-- Start of Source excerpt --

Studio album by Johnny Mathis
- Released: October 4, 1963
- Recorded: July 12, 16, 17, 25, 1963
- Genre: Christmas
- Length: 38:19
- Label: Mercury Records
- Producer: Don Costa

Johnny Mathis chronology
| Johnny (1963) | Sounds of Christmas (1963) | Romantically (1963) |

Christmas with Johnny Mathis
- 1971 reissue cover

= Sounds of Christmas =

Sounds of Christmas is the second holiday-themed album by vocalist Johnny Mathis and the first of his 11 studio projects for Mercury Records. His first yuletide effort, 1958's Merry Christmas, relied heavily on popular holiday carols and standards, but this 1963 release also included two new songs (the title track and "Have Reindeer, Will Travel") as well as covers of some lesser-known recordings by Andy Williams ("Christmas Is a Feeling in Your Heart") and Bing Crosby ("A Marshmallow World" and "The Secret of Christmas").

This album also differs from the 1958 LP in terms of how Billboard magazine gauged its success. Merry Christmas reached number three on the pop album chart that eventually became known as the Billboard 200. In 1963, however, the magazine began publishing special weekly Christmas Albums sales charts, where Sounds of Christmas spent two weeks at number two during that holiday season. It appeared on the magazine’s seasonal LP chart each year from 1964 to 1968 as well.

Two songs from the album, "The Little Drummer Boy" and "Have Reindeer, Will Travel", were released that year as a single, and the former spent its one week on the Billboards Christmas Singles chart at number 21 in December 1963 and had another one-week showing there at number 11 in December 1964.

In 1971, Columbia Records reissued the album on its budget Harmony imprint as Christmas with Johnny Mathis, with different cover art and the two songs from the 1963 single omitted. This incarnation of the album was later reissued on compact disc. The complete album was issued on CD with its original title, art, and track list by Legacy Recordings in November 2014 as part of the box set The Complete Global Albums Collection. The 2015 Mathis compilation The Complete Christmas Collection 1958–2010, a 3-CD set on the Real Gone Music label, also includes the entirety of the Sounds of Christmas album in its track list.

-- End of Source excerpt --
-- Start of Information shown --

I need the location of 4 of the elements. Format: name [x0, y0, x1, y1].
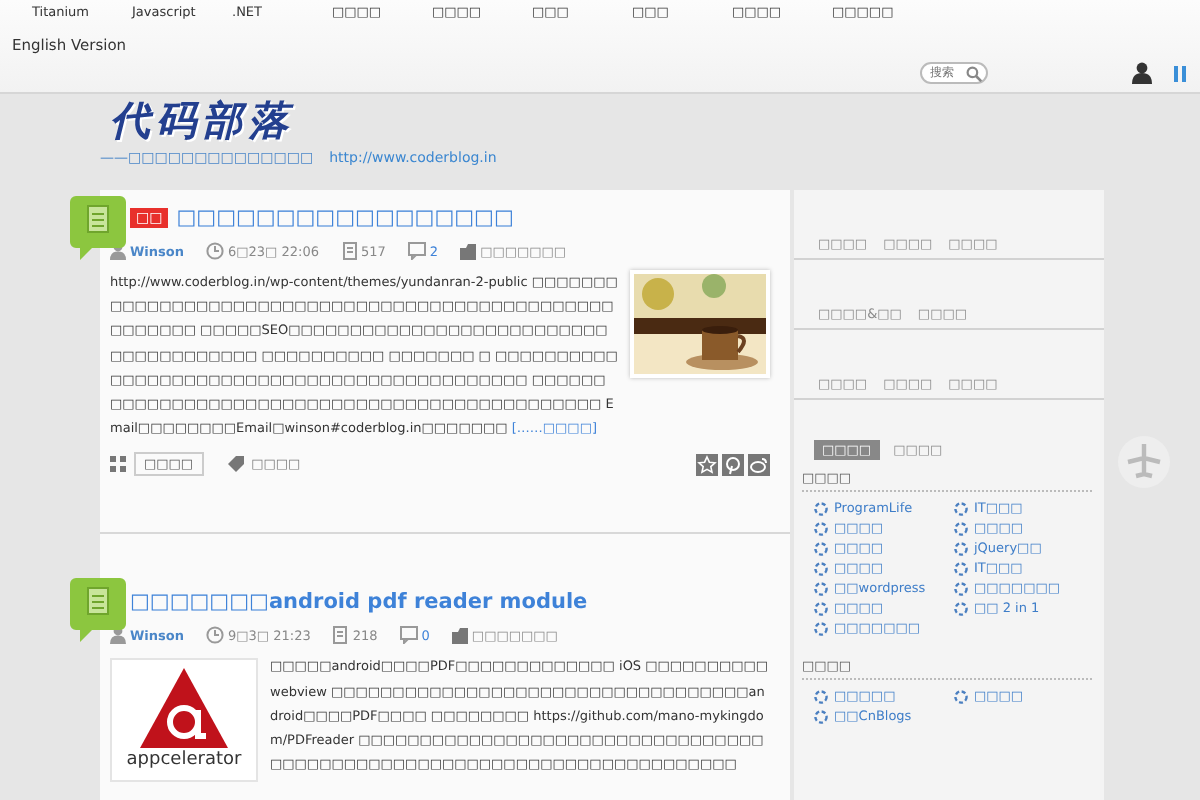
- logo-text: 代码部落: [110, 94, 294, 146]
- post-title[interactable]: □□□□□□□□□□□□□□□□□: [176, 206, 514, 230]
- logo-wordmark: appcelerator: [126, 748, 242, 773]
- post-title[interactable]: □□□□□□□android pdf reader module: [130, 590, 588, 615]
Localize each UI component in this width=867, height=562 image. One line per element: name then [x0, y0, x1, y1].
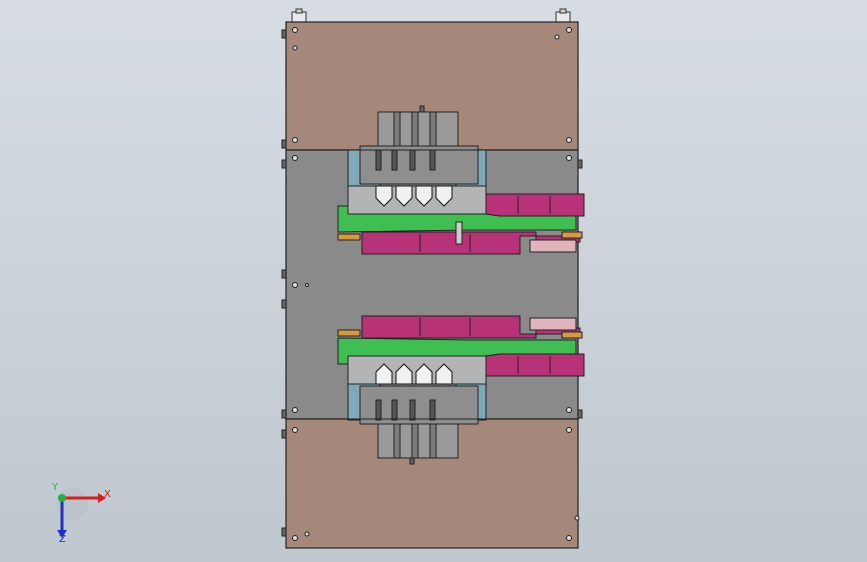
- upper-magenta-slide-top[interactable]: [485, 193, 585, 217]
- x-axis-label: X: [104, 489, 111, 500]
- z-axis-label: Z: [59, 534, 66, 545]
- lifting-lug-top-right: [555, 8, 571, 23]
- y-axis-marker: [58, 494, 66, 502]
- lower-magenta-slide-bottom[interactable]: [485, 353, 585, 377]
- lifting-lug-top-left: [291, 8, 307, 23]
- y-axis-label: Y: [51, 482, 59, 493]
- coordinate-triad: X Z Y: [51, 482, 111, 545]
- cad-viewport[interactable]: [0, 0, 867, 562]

-- End of Information shown --
-- Start of Information shown --

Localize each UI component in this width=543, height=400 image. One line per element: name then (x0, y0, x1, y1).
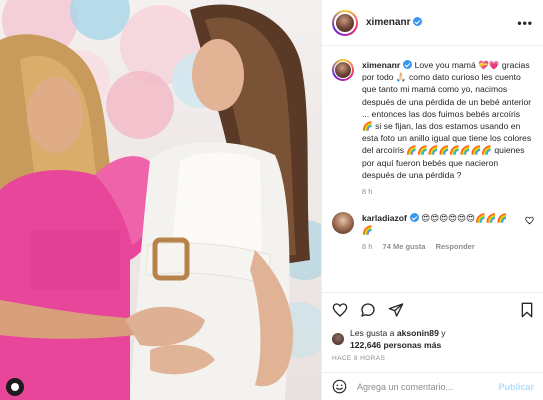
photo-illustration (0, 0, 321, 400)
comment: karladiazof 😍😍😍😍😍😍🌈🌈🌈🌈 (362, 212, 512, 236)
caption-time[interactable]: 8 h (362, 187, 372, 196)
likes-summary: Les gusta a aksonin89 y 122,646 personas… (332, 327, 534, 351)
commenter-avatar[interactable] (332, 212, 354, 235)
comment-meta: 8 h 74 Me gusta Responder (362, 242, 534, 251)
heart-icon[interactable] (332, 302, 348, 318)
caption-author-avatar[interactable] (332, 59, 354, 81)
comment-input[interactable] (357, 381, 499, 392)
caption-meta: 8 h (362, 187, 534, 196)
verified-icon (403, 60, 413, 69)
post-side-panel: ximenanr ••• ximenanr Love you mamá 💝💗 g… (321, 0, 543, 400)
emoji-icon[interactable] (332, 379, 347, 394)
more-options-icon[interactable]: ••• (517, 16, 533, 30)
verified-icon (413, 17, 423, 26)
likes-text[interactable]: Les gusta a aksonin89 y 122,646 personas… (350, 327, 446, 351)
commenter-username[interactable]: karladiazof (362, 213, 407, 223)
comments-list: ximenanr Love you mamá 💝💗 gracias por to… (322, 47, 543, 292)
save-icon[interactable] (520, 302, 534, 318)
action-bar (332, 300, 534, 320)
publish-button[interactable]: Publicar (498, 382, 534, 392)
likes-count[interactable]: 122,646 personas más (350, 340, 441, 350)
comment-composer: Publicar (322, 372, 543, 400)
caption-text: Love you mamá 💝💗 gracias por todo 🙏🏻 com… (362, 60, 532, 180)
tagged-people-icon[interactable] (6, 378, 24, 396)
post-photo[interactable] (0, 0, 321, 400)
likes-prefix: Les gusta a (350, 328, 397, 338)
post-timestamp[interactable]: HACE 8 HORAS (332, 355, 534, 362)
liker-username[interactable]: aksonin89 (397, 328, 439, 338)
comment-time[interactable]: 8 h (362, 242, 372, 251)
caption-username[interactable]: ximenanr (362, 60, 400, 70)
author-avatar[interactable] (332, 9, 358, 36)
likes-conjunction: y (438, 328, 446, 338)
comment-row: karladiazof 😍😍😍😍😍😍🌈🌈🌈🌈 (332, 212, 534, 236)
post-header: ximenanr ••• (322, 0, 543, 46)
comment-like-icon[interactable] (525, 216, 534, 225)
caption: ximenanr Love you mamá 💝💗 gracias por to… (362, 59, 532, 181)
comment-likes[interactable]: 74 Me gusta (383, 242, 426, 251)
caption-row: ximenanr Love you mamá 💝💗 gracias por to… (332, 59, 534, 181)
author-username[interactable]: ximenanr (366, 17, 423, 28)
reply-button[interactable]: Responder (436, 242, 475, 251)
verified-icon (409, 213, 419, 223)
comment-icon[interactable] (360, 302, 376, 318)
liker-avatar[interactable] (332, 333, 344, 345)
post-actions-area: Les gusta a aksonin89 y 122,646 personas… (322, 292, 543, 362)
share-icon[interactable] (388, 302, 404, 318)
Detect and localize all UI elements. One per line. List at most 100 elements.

-- End of Information shown --

■ **Written exercise 1**
In the entries, take the part that opens with the line containing "Localize each UI component in this width=543, height=400" and closes with the line containing "commenter-avatar[interactable] (332, 212, 354, 235)", and write it out again with "caption-timestamp" substituted for "caption-time" and nothing else changed. Omit the picture from your version.
■ **Written exercise 2**
Resume the article on Sounds of Christmas, continuing on from its final sentence.

■ **Reply 1**
Localize each UI component in this width=543, height=400 image. One line per element: name then (x0, y0, x1, y1).
photo-illustration (0, 0, 321, 400)
comment: karladiazof 😍😍😍😍😍😍🌈🌈🌈🌈 (362, 212, 512, 236)
caption-timestamp[interactable]: 8 h (362, 187, 372, 196)
likes-summary: Les gusta a aksonin89 y 122,646 personas… (332, 327, 534, 351)
commenter-avatar[interactable] (332, 212, 354, 235)

■ **Reply 2**
==History==
After a highly successful career as a recording artist with Columbia Records from 1956 to 1963, Mathis moved to Mercury Records, for which he recorded exclusively from 1963 to 1967, releasing thirteen singles and ten studio albums (as well as recording an 11th long player, Broadway, that went unreleased until 2014). The change was motivated by a desire for greater control over his recordings that would include owning the masters. This album was the first to be recorded by the singer's own production company, Global Records, for distribution by Mercury.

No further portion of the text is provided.